## Requirements:
Everything from the line containing "Transcribe the text in this document." down to the last line of the entries below must be transcribed exactly, and nothing else.

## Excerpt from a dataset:
────────────────────
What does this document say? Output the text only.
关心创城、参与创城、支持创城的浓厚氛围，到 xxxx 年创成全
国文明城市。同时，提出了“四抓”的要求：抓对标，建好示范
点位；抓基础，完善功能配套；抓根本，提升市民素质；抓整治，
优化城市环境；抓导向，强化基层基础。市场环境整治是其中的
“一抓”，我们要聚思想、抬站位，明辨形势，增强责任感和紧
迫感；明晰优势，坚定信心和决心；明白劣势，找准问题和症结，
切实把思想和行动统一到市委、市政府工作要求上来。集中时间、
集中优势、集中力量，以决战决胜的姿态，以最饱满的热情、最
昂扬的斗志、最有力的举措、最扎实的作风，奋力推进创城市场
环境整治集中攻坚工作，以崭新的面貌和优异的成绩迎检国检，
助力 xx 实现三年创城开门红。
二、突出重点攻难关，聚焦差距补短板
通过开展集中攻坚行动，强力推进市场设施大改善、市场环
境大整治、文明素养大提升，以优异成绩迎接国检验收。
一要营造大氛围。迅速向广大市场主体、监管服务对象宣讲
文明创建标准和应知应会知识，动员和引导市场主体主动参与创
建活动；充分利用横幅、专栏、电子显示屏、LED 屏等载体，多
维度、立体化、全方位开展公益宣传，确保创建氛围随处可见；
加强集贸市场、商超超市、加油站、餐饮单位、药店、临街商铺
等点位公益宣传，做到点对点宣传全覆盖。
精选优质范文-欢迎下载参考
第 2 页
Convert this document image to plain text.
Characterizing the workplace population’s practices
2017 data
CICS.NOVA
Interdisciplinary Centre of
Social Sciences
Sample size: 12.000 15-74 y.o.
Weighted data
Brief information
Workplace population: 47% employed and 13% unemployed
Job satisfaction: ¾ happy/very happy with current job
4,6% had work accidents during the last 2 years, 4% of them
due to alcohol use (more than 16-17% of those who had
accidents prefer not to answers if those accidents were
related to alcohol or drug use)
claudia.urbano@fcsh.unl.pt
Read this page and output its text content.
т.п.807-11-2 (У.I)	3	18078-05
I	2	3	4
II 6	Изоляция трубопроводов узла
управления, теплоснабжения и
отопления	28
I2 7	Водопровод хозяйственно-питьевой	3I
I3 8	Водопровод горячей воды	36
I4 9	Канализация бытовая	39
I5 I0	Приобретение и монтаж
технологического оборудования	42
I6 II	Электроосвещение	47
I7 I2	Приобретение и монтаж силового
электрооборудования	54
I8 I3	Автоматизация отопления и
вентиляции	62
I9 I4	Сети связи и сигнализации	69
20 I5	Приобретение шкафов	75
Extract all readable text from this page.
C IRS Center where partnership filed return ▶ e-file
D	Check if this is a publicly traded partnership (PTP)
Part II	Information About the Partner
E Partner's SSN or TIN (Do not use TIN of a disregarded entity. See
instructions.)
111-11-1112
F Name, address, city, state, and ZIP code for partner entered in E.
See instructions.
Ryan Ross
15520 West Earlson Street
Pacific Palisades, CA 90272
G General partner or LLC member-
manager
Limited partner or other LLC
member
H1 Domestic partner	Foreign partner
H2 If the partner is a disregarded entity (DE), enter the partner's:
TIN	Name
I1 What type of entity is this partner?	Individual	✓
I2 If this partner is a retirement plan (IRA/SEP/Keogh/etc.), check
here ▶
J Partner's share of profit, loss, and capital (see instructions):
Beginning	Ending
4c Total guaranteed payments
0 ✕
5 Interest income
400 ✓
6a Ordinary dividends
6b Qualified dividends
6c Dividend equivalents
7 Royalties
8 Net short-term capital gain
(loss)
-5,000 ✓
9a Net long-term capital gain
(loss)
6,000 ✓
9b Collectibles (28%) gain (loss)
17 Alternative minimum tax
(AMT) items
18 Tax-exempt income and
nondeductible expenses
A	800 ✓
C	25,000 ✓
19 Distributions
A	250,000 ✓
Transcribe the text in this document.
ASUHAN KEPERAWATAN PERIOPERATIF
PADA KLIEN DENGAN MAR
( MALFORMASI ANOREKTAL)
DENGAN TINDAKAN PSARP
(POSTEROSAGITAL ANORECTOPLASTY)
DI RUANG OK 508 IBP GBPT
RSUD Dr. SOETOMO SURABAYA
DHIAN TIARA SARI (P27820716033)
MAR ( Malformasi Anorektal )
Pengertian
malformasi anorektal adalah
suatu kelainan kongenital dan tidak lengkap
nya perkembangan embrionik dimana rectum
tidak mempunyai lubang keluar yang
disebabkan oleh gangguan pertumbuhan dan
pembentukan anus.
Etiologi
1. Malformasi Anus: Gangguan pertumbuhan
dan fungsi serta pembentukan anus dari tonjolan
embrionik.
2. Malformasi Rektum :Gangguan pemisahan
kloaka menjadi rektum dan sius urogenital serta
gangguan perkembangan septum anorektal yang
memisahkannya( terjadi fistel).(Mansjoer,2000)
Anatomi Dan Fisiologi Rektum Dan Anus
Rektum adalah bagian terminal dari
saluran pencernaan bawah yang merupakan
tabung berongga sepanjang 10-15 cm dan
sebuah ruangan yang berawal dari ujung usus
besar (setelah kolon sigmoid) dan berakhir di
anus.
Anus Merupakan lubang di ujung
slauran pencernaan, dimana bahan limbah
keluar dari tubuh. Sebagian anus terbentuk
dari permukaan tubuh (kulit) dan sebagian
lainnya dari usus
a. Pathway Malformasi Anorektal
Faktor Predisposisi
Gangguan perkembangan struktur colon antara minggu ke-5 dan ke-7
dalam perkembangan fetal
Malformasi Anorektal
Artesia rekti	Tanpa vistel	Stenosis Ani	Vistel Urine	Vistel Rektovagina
────────────────────
## Task solution:
Transcribe the text in this document.
ASUHAN KEPERAWATAN PERIOPERATIF
PADA KLIEN DENGAN MAR
( MALFORMASI ANOREKTAL)
DENGAN TINDAKAN PSARP
(POSTEROSAGITAL ANORECTOPLASTY)
DI RUANG OK 508 IBP GBPT
RSUD Dr. SOETOMO SURABAYA
DHIAN TIARA SARI (P27820716033)
MAR ( Malformasi Anorektal )
Pengertian
malformasi anorektal adalah
suatu kelainan kongenital dan tidak lengkap
nya perkembangan embrionik dimana rectum
tidak mempunyai lubang keluar yang
disebabkan oleh gangguan pertumbuhan dan
pembentukan anus.
Etiologi
1. Malformasi Anus: Gangguan pertumbuhan
dan fungsi serta pembentukan anus dari tonjolan
embrionik.
2. Malformasi Rektum :Gangguan pemisahan
kloaka menjadi rektum dan sius urogenital serta
gangguan perkembangan septum anorektal yang
memisahkannya( terjadi fistel).(Mansjoer,2000)
Anatomi Dan Fisiologi Rektum Dan Anus
Rektum adalah bagian terminal dari
saluran pencernaan bawah yang merupakan
tabung berongga sepanjang 10-15 cm dan
sebuah ruangan yang berawal dari ujung usus
besar (setelah kolon sigmoid) dan berakhir di
anus.
Anus Merupakan lubang di ujung
slauran pencernaan, dimana bahan limbah
keluar dari tubuh. Sebagian anus terbentuk
dari permukaan tubuh (kulit) dan sebagian
lainnya dari usus
a. Pathway Malformasi Anorektal
Faktor Predisposisi
Gangguan perkembangan struktur colon antara minggu ke-5 dan ke-7
dalam perkembangan fetal
Malformasi Anorektal
Artesia rekti	Tanpa vistel	Stenosis Ani	Vistel Urine	Vistel Rektovagina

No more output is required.